Written instruction: Extract the listing in its entirety, keeping each line identical to the original.

Records:
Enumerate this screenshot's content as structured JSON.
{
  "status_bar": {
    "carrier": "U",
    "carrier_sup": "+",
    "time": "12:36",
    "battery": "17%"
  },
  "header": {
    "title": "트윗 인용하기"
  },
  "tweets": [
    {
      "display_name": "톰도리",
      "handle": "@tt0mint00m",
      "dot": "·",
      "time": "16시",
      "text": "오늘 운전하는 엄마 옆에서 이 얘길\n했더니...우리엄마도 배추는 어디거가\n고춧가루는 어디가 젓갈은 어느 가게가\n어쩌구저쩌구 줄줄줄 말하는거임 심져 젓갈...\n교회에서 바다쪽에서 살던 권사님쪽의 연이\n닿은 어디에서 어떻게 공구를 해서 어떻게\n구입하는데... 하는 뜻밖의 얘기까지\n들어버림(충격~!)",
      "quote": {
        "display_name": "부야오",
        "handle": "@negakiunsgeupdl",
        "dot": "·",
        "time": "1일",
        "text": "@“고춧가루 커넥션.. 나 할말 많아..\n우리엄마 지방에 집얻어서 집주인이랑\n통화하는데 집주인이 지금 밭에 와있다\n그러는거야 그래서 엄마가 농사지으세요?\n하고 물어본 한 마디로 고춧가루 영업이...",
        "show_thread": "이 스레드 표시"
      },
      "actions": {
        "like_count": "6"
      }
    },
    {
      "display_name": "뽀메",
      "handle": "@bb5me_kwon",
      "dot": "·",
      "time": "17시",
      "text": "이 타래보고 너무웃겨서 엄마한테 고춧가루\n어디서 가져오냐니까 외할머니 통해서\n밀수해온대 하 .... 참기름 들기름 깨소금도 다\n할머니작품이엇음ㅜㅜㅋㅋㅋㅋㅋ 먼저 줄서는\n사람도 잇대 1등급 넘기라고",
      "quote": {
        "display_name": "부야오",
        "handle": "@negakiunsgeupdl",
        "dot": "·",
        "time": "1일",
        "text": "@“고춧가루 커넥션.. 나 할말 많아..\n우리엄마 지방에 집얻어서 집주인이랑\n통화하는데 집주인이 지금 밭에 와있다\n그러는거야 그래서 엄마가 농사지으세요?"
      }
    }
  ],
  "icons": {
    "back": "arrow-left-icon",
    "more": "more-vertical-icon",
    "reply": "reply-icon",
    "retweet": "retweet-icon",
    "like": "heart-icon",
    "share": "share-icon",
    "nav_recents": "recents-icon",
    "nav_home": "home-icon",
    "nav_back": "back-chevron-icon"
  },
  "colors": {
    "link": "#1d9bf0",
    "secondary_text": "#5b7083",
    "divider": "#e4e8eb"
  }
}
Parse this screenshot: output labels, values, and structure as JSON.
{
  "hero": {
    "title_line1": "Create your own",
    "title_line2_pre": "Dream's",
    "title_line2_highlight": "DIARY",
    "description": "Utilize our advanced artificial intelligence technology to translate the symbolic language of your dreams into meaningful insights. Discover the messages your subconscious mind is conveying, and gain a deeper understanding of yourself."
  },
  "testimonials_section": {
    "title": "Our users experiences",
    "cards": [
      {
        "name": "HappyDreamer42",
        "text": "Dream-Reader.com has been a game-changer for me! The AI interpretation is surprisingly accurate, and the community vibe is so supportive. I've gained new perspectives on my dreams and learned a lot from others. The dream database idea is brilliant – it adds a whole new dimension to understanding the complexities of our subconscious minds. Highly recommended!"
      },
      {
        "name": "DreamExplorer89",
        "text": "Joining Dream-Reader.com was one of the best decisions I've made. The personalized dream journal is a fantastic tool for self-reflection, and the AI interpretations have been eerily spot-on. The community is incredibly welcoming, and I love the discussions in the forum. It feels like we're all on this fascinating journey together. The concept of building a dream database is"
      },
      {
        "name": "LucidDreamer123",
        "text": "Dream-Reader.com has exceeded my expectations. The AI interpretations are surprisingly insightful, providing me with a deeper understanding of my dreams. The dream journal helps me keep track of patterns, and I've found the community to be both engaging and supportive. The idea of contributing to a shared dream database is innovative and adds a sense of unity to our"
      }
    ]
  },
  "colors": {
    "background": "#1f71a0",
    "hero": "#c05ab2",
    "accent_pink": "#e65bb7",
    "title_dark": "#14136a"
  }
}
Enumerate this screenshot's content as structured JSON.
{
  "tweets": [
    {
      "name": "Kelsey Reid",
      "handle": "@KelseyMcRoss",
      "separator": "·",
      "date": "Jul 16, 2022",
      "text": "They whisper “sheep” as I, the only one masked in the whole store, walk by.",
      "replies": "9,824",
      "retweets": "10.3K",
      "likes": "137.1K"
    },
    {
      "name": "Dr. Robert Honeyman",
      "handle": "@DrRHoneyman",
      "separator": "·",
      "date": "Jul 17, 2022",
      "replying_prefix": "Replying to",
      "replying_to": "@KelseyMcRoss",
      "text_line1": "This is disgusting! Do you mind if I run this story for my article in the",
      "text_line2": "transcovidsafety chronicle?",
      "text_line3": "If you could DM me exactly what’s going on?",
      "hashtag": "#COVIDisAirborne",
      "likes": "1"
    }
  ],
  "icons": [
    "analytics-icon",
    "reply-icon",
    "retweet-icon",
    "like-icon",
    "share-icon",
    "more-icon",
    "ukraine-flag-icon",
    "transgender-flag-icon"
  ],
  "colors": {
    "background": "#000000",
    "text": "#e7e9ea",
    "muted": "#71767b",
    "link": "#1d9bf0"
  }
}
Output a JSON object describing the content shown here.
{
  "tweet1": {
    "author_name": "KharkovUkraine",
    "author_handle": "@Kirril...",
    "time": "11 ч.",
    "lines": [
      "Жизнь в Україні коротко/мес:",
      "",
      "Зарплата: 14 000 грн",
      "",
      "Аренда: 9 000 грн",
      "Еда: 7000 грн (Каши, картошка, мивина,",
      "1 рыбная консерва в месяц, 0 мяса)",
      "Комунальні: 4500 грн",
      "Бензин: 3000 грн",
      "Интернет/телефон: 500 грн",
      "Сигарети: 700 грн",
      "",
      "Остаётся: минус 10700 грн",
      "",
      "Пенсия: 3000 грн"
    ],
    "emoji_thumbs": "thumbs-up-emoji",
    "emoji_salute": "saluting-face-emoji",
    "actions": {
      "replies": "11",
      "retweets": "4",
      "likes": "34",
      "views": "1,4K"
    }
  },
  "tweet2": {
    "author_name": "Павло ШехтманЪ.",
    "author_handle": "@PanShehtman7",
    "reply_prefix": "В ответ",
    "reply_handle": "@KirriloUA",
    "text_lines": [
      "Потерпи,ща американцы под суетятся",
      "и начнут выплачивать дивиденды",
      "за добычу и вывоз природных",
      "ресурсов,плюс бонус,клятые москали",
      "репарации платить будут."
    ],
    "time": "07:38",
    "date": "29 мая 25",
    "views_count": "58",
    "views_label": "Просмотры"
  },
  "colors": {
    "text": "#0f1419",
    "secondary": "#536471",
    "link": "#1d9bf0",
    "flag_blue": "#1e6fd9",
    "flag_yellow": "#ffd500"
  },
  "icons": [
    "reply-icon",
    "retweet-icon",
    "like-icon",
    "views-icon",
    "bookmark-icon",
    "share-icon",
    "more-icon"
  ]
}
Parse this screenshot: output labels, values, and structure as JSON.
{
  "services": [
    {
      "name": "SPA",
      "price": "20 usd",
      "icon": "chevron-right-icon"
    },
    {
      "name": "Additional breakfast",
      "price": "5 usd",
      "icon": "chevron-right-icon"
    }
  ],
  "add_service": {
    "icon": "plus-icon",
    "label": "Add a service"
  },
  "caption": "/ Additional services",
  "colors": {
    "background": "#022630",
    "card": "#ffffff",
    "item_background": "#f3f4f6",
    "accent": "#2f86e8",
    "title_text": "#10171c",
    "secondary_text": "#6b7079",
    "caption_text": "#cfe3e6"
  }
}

Full response:
Enumerate this screenshot's content as structured JSON.
{
  "status_bar": {
    "carrier": "U",
    "carrier_sup": "+",
    "time": "12:36",
    "battery": "17%"
  },
  "header": {
    "title": "트윗 인용하기"
  },
  "tweets": [
    {
      "display_name": "톰도리",
      "handle": "@tt0mint00m",
      "dot": "·",
      "time": "16시",
      "text": "오늘 운전하는 엄마 옆에서 이 얘길\n했더니...우리엄마도 배추는 어디거가\n고춧가루는 어디가 젓갈은 어느 가게가\n어쩌구저쩌구 줄줄줄 말하는거임 심져 젓갈...\n교회에서 바다쪽에서 살던 권사님쪽의 연이\n닿은 어디에서 어떻게 공구를 해서 어떻게\n구입하는데... 하는 뜻밖의 얘기까지\n들어버림(충격~!)",
      "quote": {
        "display_name": "부야오",
        "handle": "@negakiunsgeupdl",
        "dot": "·",
        "time": "1일",
        "text": "@“고춧가루 커넥션.. 나 할말 많아..\n우리엄마 지방에 집얻어서 집주인이랑\n통화하는데 집주인이 지금 밭에 와있다\n그러는거야 그래서 엄마가 농사지으세요?\n하고 물어본 한 마디로 고춧가루 영업이...",
        "show_thread": "이 스레드 표시"
      },
      "actions": {
        "like_count": "6"
      }
    },
    {
      "display_name": "뽀메",
      "handle": "@bb5me_kwon",
      "dot": "·",
      "time": "17시",
      "text": "이 타래보고 너무웃겨서 엄마한테 고춧가루\n어디서 가져오냐니까 외할머니 통해서\n밀수해온대 하 .... 참기름 들기름 깨소금도 다\n할머니작품이엇음ㅜㅜㅋㅋㅋㅋㅋ 먼저 줄서는\n사람도 잇대 1등급 넘기라고",
      "quote": {
        "display_name": "부야오",
        "handle": "@negakiunsgeupdl",
        "dot": "·",
        "time": "1일",
        "text": "@“고춧가루 커넥션.. 나 할말 많아..\n우리엄마 지방에 집얻어서 집주인이랑\n통화하는데 집주인이 지금 밭에 와있다\n그러는거야 그래서 엄마가 농사지으세요?"
      }
    }
  ],
  "icons": {
    "back": "arrow-left-icon",
    "more": "more-vertical-icon",
    "reply": "reply-icon",
    "retweet": "retweet-icon",
    "like": "heart-icon",
    "share": "share-icon",
    "nav_recents": "recents-icon",
    "nav_home": "home-icon",
    "nav_back": "back-chevron-icon"
  },
  "colors": {
    "link": "#1d9bf0",
    "secondary_text": "#5b7083",
    "divider": "#e4e8eb"
  }
}
Parse this screenshot: output labels, values, and structure as JSON.
{
  "hero": {
    "title_line1": "Create your own",
    "title_line2_pre": "Dream's",
    "title_line2_highlight": "DIARY",
    "description": "Utilize our advanced artificial intelligence technology to translate the symbolic language of your dreams into meaningful insights. Discover the messages your subconscious mind is conveying, and gain a deeper understanding of yourself."
  },
  "testimonials_section": {
    "title": "Our users experiences",
    "cards": [
      {
        "name": "HappyDreamer42",
        "text": "Dream-Reader.com has been a game-changer for me! The AI interpretation is surprisingly accurate, and the community vibe is so supportive. I've gained new perspectives on my dreams and learned a lot from others. The dream database idea is brilliant – it adds a whole new dimension to understanding the complexities of our subconscious minds. Highly recommended!"
      },
      {
        "name": "DreamExplorer89",
        "text": "Joining Dream-Reader.com was one of the best decisions I've made. The personalized dream journal is a fantastic tool for self-reflection, and the AI interpretations have been eerily spot-on. The community is incredibly welcoming, and I love the discussions in the forum. It feels like we're all on this fascinating journey together. The concept of building a dream database is"
      },
      {
        "name": "LucidDreamer123",
        "text": "Dream-Reader.com has exceeded my expectations. The AI interpretations are surprisingly insightful, providing me with a deeper understanding of my dreams. The dream journal helps me keep track of patterns, and I've found the community to be both engaging and supportive. The idea of contributing to a shared dream database is innovative and adds a sense of unity to our"
      }
    ]
  },
  "colors": {
    "background": "#1f71a0",
    "hero": "#c05ab2",
    "accent_pink": "#e65bb7",
    "title_dark": "#14136a"
  }
}
Enumerate this screenshot's content as structured JSON.
{
  "tweets": [
    {
      "name": "Kelsey Reid",
      "handle": "@KelseyMcRoss",
      "separator": "·",
      "date": "Jul 16, 2022",
      "text": "They whisper “sheep” as I, the only one masked in the whole store, walk by.",
      "replies": "9,824",
      "retweets": "10.3K",
      "likes": "137.1K"
    },
    {
      "name": "Dr. Robert Honeyman",
      "handle": "@DrRHoneyman",
      "separator": "·",
      "date": "Jul 17, 2022",
      "replying_prefix": "Replying to",
      "replying_to": "@KelseyMcRoss",
      "text_line1": "This is disgusting! Do you mind if I run this story for my article in the",
      "text_line2": "transcovidsafety chronicle?",
      "text_line3": "If you could DM me exactly what’s going on?",
      "hashtag": "#COVIDisAirborne",
      "likes": "1"
    }
  ],
  "icons": [
    "analytics-icon",
    "reply-icon",
    "retweet-icon",
    "like-icon",
    "share-icon",
    "more-icon",
    "ukraine-flag-icon",
    "transgender-flag-icon"
  ],
  "colors": {
    "background": "#000000",
    "text": "#e7e9ea",
    "muted": "#71767b",
    "link": "#1d9bf0"
  }
}
Output a JSON object describing the content shown here.
{
  "tweet1": {
    "author_name": "KharkovUkraine",
    "author_handle": "@Kirril...",
    "time": "11 ч.",
    "lines": [
      "Жизнь в Україні коротко/мес:",
      "",
      "Зарплата: 14 000 грн",
      "",
      "Аренда: 9 000 грн",
      "Еда: 7000 грн (Каши, картошка, мивина,",
      "1 рыбная консерва в месяц, 0 мяса)",
      "Комунальні: 4500 грн",
      "Бензин: 3000 грн",
      "Интернет/телефон: 500 грн",
      "Сигарети: 700 грн",
      "",
      "Остаётся: минус 10700 грн",
      "",
      "Пенсия: 3000 грн"
    ],
    "emoji_thumbs": "thumbs-up-emoji",
    "emoji_salute": "saluting-face-emoji",
    "actions": {
      "replies": "11",
      "retweets": "4",
      "likes": "34",
      "views": "1,4K"
    }
  },
  "tweet2": {
    "author_name": "Павло ШехтманЪ.",
    "author_handle": "@PanShehtman7",
    "reply_prefix": "В ответ",
    "reply_handle": "@KirriloUA",
    "text_lines": [
      "Потерпи,ща американцы под суетятся",
      "и начнут выплачивать дивиденды",
      "за добычу и вывоз природных",
      "ресурсов,плюс бонус,клятые москали",
      "репарации платить будут."
    ],
    "time": "07:38",
    "date": "29 мая 25",
    "views_count": "58",
    "views_label": "Просмотры"
  },
  "colors": {
    "text": "#0f1419",
    "secondary": "#536471",
    "link": "#1d9bf0",
    "flag_blue": "#1e6fd9",
    "flag_yellow": "#ffd500"
  },
  "icons": [
    "reply-icon",
    "retweet-icon",
    "like-icon",
    "views-icon",
    "bookmark-icon",
    "share-icon",
    "more-icon"
  ]
}
Parse this screenshot: output labels, values, and structure as JSON.
{
  "services": [
    {
      "name": "SPA",
      "price": "20 usd",
      "icon": "chevron-right-icon"
    },
    {
      "name": "Additional breakfast",
      "price": "5 usd",
      "icon": "chevron-right-icon"
    }
  ],
  "add_service": {
    "icon": "plus-icon",
    "label": "Add a service"
  },
  "caption": "/ Additional services",
  "colors": {
    "background": "#022630",
    "card": "#ffffff",
    "item_background": "#f3f4f6",
    "accent": "#2f86e8",
    "title_text": "#10171c",
    "secondary_text": "#6b7079",
    "caption_text": "#cfe3e6"
  }
}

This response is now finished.